═════ TRECHO CITADO
Londres – Em clima de tensão eleitoral e cortes de pessoal em grandes redações, o jornalismo dos EUA vive uma crise de burnout, traduzida em números em uma pesquisa do Reynolds Journalism Institute (RJI), da Universidade de Missouri (EUA), com base em entrevistas feitas pela empresa de pesquisas SmithGeiger para avaliar o estado de saúde mental dos profissionais do setor. 

Foram ouvidos 1 mil futuros, atuais e ex-profissionais de imprensa de 50 estados.

” The Burnout Crisis in Journalism” examina as razões que levaram ao esgotamento generalizado na indústria de notícias e aponta medidas – algumas simples e sem envolver investimentos – para reverter a situação, sob a perspectiva dos mais afetados.

As entrevistas foram feitas em outubro e novembro de 2023, com uma amostra concentrada em profissionais ativos em redações (60%) e entre 18 e 44 anos (56%).

Mas a pesquisa incluiu também gente que já deixou a atividade, um ângulo que não pode ser desprezado na busca de soluções, já que muitos desistiram justamente devido ao burnout.

Saúde mental de jornalistas e a qualidade do jornalismo 

O RJI salienta que o esgotamento não é apenas um problema pessoal, mas também profissional e social, com potencial de prejudicar a qualidade e a credibilidade do jornalismo e seu papel na democracia.

O trabalho do instituto reconhece que o burnout sempre existiu na atividade, mas salienta que ele se tornou mais agudo e complexo nos últimos anos, destacando três fatores:

  • Produção de mais conteúdo em mais plataformas, com menos recursos e menos segurança no emprego
  • Pressões e ameaças crescentes por parte do público
  • Dilemas éticos e morais na cobertura de questões sensíveis e traumáticas

O relatório afirma que o esgotamento atingiu “um estágio crítico e urgente”. E traduz a crise em números:

  • 80% dos entrevistados acham o burnout um problema sério
  • 84% dos jornalistas em atividade e 88% dos que deixaram a profissão admitiram terem sido atingidos pessoalmente, enquanto mais de 9 em cada 10 relataram ter visto um colega com esgotamento
  • 64% dos ex-jornalistas e 43% dos atuais consideram que a crise de saúde mental afeta significativamente o jornalismo de forma generalizada, devido a problemas como afastamento de profissionais qualificados e desânimo com o trabalho
  • 2 em cada 3 que deixaram a profissão afirmam que o esgotamento contribuiu para a decisão

Velhos e novos motivos para o burnout

O estudo do Reynolds Journalism Institute detalha as percepções dos profissionais sobre a atividade e como elas estão relacionadas à crise de burnout. O enxugamento das redações foi apontado como o maior vilão.

Ao serem perguntados sobre o que mais contribui para a erosão do sentimento de confiança no trabalho, para o compromisso de produzir jornalismo e para o risco de burnout, a obrigação de “fazer mais com menos” foi a causa principal, com 87%, seguida de perto por “corte de budget”, com 85%.
══════════
═════ TRECHOS DOS REGISTROS
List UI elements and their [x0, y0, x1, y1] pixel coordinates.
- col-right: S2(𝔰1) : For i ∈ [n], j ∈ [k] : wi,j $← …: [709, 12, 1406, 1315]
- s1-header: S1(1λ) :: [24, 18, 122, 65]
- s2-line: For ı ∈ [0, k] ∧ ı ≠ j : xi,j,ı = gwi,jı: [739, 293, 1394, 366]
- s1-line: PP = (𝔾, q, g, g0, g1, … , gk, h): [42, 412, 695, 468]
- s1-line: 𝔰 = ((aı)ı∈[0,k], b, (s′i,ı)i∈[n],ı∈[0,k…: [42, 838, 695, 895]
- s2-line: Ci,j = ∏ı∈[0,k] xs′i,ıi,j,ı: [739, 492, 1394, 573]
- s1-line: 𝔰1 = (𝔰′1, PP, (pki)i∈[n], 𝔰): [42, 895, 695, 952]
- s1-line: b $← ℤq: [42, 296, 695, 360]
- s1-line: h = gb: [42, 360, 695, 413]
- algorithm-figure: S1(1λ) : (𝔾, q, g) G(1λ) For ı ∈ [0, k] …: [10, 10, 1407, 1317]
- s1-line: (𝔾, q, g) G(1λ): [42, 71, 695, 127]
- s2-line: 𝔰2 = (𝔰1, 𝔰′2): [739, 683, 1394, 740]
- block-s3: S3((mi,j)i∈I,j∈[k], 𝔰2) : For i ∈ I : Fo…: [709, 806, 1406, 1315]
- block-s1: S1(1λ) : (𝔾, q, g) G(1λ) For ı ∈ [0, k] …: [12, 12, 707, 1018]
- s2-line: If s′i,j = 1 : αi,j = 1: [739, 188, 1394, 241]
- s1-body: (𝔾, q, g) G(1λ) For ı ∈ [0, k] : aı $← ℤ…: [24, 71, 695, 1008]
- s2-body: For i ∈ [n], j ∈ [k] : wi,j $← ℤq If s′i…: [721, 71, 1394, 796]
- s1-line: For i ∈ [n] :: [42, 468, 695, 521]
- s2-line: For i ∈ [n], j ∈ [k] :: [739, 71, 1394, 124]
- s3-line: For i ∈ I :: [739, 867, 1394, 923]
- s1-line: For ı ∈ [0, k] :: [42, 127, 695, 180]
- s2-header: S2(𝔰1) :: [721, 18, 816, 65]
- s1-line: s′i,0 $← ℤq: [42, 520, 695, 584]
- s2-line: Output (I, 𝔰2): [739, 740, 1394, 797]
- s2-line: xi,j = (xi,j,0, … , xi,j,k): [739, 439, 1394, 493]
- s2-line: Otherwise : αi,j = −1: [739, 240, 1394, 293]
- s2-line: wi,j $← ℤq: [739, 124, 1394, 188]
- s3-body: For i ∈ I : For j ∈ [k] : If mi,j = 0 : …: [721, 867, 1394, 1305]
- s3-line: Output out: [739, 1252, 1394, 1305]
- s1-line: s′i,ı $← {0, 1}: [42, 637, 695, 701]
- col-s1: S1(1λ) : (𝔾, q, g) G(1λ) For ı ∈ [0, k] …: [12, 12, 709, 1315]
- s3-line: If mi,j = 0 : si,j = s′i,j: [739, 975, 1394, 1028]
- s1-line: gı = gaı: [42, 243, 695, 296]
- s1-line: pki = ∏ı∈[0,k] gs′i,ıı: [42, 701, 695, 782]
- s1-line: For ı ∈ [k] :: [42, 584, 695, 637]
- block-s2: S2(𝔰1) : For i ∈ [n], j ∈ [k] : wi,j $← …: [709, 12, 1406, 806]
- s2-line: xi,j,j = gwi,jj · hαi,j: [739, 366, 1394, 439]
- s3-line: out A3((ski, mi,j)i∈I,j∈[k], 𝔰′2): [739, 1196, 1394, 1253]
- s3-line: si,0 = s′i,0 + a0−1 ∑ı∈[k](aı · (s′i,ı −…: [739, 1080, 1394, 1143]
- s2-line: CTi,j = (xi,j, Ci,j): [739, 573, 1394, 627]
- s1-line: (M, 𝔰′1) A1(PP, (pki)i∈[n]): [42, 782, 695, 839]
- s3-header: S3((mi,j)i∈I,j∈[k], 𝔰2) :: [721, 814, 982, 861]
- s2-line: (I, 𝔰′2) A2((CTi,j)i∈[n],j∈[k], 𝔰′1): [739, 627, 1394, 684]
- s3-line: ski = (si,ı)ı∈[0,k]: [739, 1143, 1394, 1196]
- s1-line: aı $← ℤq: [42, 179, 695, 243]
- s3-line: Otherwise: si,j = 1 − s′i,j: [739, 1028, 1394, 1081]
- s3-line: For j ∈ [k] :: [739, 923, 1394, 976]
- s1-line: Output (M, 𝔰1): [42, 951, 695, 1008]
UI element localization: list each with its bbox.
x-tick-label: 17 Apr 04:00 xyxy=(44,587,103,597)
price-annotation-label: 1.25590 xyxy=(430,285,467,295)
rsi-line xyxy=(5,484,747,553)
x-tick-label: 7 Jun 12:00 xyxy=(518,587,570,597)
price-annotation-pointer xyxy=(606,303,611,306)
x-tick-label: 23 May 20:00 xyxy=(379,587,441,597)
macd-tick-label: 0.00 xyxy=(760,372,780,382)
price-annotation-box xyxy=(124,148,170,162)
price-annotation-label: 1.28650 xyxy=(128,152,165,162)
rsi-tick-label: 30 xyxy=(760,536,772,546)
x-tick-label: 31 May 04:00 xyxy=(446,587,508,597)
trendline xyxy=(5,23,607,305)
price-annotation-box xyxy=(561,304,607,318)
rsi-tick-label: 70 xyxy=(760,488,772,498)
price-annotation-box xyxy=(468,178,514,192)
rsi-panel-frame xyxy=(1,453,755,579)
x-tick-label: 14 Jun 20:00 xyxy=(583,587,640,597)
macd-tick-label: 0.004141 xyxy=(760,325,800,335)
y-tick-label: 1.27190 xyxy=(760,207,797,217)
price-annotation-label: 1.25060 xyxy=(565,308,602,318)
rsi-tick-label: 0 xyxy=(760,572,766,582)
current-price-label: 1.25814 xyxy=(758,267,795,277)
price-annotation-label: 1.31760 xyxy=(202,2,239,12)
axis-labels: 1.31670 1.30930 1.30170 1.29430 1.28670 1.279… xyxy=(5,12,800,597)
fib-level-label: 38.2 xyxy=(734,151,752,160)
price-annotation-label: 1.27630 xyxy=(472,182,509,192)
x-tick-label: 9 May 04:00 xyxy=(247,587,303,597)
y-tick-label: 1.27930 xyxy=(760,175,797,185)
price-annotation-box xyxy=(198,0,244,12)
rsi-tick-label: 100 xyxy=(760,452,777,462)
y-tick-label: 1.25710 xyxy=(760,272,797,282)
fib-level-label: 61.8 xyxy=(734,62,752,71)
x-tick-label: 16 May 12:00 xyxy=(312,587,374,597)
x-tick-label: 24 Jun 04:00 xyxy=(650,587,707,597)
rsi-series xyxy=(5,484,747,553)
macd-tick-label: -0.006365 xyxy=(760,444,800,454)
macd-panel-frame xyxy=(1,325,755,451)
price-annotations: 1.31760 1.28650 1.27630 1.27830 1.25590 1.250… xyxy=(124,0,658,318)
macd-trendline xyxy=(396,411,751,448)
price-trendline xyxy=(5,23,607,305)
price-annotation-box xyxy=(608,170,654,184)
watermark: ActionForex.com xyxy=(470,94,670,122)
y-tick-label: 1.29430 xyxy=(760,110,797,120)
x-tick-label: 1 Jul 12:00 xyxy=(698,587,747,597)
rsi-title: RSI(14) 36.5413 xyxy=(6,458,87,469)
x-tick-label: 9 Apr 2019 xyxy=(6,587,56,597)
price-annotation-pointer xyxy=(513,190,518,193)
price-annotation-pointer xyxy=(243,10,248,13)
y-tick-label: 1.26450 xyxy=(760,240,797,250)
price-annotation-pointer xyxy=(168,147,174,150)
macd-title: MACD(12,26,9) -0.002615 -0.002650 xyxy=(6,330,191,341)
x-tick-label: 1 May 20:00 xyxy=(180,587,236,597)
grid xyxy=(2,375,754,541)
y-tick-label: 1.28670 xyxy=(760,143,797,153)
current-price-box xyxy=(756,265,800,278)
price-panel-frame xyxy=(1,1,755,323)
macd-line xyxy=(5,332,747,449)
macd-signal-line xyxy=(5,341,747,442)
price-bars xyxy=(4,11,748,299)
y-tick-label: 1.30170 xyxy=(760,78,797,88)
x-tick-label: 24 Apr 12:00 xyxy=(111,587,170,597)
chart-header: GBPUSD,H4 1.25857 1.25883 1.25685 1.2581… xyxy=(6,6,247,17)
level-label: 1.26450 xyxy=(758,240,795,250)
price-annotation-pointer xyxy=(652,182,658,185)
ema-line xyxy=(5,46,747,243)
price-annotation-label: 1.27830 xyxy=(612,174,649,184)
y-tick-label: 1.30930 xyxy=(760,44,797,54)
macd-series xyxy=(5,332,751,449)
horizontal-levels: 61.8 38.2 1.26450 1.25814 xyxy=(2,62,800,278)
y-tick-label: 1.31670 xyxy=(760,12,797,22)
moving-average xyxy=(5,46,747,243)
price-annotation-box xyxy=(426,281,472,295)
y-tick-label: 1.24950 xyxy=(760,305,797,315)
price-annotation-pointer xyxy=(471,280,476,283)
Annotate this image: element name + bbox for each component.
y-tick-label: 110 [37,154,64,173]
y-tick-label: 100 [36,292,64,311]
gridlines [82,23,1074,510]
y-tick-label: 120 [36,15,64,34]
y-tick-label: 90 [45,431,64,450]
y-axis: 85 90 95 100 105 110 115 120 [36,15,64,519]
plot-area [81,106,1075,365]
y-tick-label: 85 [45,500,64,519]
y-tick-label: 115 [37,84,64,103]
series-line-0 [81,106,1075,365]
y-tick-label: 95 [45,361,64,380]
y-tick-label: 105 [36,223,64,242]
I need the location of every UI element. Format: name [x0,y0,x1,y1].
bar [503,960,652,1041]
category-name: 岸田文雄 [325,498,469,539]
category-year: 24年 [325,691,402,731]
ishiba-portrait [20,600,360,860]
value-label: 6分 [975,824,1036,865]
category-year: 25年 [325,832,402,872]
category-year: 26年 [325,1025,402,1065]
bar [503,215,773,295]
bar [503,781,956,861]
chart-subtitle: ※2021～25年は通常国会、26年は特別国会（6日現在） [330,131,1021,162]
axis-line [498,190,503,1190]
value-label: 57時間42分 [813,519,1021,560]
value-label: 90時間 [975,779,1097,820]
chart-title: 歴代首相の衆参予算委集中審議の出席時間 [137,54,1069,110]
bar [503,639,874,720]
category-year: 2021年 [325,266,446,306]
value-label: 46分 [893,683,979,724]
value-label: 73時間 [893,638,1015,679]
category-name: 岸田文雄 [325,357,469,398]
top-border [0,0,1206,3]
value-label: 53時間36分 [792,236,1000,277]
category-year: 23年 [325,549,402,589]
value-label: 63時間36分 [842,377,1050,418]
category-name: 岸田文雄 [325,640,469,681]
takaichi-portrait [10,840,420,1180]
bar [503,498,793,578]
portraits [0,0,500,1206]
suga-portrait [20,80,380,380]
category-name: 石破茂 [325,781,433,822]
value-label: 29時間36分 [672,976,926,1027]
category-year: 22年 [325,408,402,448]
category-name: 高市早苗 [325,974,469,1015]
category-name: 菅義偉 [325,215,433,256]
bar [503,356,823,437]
══════════
# TAREFAS A REALIZAR
1. Reescreva de forma mais concisa o parágrafo do trecho citado que começa com "O RJI salienta que o esgotamento", mantendo suas informações principais.
2. De acordo com o trecho citado, em que meses e em que ano foram feitas as entrevistas da pesquisa?
3. Escreva a continuação do texto sobre o burnout no jornalismo dos EUA a partir da última frase do trecho citado.
Os registros não têm relação alguma com o trecho citado.

# RESPOSTAS POR TAREFA
1. Para o RJI, o esgotamento é um problema não só pessoal, mas também profissional e social, capaz de prejudicar a qualidade e a credibilidade do jornalismo e seu papel na democracia.

2. Em outubro e novembro de 2023.

3.
Mais da metade dos entrevistados (53%) se disse pessimista com o jornalismo. Os bem jovens (incluindo os estudantes) estão mais positivos. Na faixa entre 18 e 24 anos, apenas 36% expressaram pessimismo.

Erra quem pensa que os mais desanimados com a profissão são os veteranos. Excetuando-se os que já deixaram a atividade, os mais pessimistas (63%) são os jornalistas em meio de carreira, de 25 a 34 anos. Entre os que têm 35 a 54 anos, a taxa é de 55%.

gráfico de pesquisa sobre saúde mental de jornalistas

Sentimentos dos jornalistas sobre a profissão 

Os jornalistas revelaram a extensão do esgotamento quando apontaram quantas vezes experimentaram sensações geralmente associadas a problemas de saúde mental, em qualquer momento da carreira.

gráfico de pesquisa sobre saúde mental mostra opiniões de jornalistas sobre a profissão

Estressado, mentalmente exausto, cansado, exaurido e sobrecarregado aparecem no topo da lista de sentimentos negativos, com taxas acima de 80%.

Um percentual significativo disse duvidar de sua própria capacidade de fazer bom jornalismo, o que pode explicar outra constatação do estudo: a de que dois em cada três ex-profissionais afirmaram que o esgotamento contribuiu para o abandono da profissão.

Enquanto paixão (76%) e realização (72%) aparecerem no topo da lista de sentimentos positivos, refletindo o senso de missão dos profissionais de imprensa, “valorizado” e “satisfeito” figuram empatados em último lugar (56%) quando a pergunta refere-se a todo o tempo de carreira.

Quando a pergunta mudou para os últimos 90 dias, o sentimento menos experimentado é “satisfação”.

O que fazer para reverter a crise? 

O Reynolds Journalism Institute aponta um conjunto de soluções para o burnout na imprensa, com base na opinião dos jornalistas entrevistados.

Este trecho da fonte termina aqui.